Retype the material word for word, from its first line through the line containing "326, 343, 352]", including both of those lines.
>> Begin EXCERPTED RECORDS
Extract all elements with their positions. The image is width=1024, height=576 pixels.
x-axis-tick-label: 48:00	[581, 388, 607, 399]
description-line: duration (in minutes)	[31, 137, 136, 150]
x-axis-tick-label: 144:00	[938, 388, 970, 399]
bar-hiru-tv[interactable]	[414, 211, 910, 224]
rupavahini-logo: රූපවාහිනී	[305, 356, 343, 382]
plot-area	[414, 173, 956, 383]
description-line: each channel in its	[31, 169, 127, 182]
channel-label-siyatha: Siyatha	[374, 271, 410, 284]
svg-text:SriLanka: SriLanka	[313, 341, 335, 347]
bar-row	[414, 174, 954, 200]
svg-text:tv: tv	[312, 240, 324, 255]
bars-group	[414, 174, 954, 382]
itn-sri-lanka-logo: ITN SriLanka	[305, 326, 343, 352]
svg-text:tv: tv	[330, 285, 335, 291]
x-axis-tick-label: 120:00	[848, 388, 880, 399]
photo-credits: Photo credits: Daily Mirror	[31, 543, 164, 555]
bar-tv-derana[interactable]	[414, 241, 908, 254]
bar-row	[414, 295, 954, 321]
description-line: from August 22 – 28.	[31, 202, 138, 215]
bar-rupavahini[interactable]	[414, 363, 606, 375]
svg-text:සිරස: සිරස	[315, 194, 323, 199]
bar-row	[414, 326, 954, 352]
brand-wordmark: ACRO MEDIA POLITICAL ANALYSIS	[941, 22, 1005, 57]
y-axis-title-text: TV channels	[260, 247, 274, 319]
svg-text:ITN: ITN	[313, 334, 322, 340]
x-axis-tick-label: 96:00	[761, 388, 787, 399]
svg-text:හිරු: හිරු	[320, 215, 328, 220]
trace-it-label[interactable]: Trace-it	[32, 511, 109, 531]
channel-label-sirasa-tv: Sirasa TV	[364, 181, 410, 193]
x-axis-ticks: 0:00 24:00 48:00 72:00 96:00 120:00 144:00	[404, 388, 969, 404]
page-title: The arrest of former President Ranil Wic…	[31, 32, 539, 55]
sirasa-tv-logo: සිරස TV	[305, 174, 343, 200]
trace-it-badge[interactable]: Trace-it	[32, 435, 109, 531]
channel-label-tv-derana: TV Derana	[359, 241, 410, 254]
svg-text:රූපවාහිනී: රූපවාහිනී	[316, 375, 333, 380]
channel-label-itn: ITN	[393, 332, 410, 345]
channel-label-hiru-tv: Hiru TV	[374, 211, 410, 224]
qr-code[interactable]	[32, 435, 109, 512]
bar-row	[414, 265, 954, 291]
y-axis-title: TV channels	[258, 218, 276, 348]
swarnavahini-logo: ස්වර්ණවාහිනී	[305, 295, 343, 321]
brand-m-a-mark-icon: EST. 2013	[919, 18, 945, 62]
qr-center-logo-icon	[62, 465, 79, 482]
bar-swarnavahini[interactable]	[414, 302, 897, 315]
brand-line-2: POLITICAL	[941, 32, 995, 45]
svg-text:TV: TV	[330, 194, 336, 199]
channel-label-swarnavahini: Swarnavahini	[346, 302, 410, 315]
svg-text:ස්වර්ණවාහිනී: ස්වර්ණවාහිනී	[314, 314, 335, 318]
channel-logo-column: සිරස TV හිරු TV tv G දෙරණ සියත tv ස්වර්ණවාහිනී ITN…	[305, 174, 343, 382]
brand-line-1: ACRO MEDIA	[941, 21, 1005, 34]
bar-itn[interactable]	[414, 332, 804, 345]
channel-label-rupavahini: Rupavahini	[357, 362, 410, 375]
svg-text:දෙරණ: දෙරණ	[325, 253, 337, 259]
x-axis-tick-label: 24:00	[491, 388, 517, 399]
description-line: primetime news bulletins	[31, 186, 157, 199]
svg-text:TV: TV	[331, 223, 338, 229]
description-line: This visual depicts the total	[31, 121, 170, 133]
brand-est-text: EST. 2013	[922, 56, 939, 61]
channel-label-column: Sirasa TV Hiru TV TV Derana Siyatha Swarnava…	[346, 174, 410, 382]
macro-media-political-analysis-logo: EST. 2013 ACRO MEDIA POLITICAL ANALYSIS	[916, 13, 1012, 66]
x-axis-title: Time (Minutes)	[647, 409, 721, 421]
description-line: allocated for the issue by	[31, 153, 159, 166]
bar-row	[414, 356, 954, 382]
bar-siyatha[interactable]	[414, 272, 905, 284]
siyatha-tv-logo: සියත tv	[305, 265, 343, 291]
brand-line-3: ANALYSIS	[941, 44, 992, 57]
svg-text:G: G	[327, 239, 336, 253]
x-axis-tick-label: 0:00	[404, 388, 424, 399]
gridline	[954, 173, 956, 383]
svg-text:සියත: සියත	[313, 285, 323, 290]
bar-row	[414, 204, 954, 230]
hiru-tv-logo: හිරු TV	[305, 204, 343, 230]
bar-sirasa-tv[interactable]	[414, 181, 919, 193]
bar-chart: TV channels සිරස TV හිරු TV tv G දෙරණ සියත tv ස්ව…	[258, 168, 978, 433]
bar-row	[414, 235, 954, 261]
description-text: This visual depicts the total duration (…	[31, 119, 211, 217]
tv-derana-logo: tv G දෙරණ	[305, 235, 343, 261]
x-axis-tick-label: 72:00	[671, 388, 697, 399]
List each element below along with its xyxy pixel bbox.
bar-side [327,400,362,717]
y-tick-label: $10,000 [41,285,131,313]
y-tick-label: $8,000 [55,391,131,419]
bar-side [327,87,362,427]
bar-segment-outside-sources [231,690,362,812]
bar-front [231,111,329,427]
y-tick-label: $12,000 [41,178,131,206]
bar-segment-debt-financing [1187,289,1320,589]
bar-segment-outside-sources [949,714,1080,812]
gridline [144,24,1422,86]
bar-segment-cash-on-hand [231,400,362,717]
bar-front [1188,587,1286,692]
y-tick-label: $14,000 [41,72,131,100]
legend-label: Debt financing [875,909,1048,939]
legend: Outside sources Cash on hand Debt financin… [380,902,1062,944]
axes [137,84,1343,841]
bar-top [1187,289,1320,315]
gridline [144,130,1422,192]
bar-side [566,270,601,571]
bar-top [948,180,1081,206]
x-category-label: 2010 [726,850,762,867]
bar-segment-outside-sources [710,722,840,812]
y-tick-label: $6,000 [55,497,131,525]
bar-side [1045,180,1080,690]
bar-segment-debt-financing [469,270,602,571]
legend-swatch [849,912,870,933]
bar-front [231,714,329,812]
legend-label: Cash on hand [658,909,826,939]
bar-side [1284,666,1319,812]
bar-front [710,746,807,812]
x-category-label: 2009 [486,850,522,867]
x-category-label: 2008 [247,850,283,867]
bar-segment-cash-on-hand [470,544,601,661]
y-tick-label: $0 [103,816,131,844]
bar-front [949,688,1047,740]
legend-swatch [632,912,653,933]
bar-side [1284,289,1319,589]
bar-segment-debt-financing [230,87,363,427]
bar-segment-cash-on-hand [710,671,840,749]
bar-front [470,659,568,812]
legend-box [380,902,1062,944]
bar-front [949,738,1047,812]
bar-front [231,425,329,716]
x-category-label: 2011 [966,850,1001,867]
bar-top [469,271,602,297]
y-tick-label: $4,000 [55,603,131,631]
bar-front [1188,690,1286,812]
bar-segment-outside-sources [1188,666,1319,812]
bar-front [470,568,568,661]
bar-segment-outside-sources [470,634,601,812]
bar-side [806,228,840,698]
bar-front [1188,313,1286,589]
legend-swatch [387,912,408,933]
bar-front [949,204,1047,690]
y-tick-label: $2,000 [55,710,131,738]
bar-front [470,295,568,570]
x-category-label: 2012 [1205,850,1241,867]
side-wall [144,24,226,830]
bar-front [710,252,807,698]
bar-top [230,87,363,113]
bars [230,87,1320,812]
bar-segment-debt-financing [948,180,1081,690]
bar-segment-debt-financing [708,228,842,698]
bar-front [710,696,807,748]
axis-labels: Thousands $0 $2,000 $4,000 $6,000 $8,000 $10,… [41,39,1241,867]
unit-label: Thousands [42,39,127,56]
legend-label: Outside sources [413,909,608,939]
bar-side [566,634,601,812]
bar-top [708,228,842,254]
>> End EXCERPTED RECORDS
= EXERCISE SOLUTION =
Extract all elements with their positions. The image is width=1024, height=576 pixels.
x-axis-tick-label: 48:00	[581, 388, 607, 399]
description-line: duration (in minutes)	[31, 137, 136, 150]
x-axis-tick-label: 144:00	[938, 388, 970, 399]
bar-hiru-tv[interactable]	[414, 211, 910, 224]
rupavahini-logo: රූපවාහිනී	[305, 356, 343, 382]
plot-area	[414, 173, 956, 383]
description-line: each channel in its	[31, 169, 127, 182]
channel-label-siyatha: Siyatha	[374, 271, 410, 284]
svg-text:SriLanka: SriLanka	[313, 341, 335, 347]
bar-row	[414, 174, 954, 200]
svg-text:tv: tv	[312, 240, 324, 255]
bars-group	[414, 174, 954, 382]
itn-sri-lanka-logo: ITN SriLanka	[305, 326, 343, 352]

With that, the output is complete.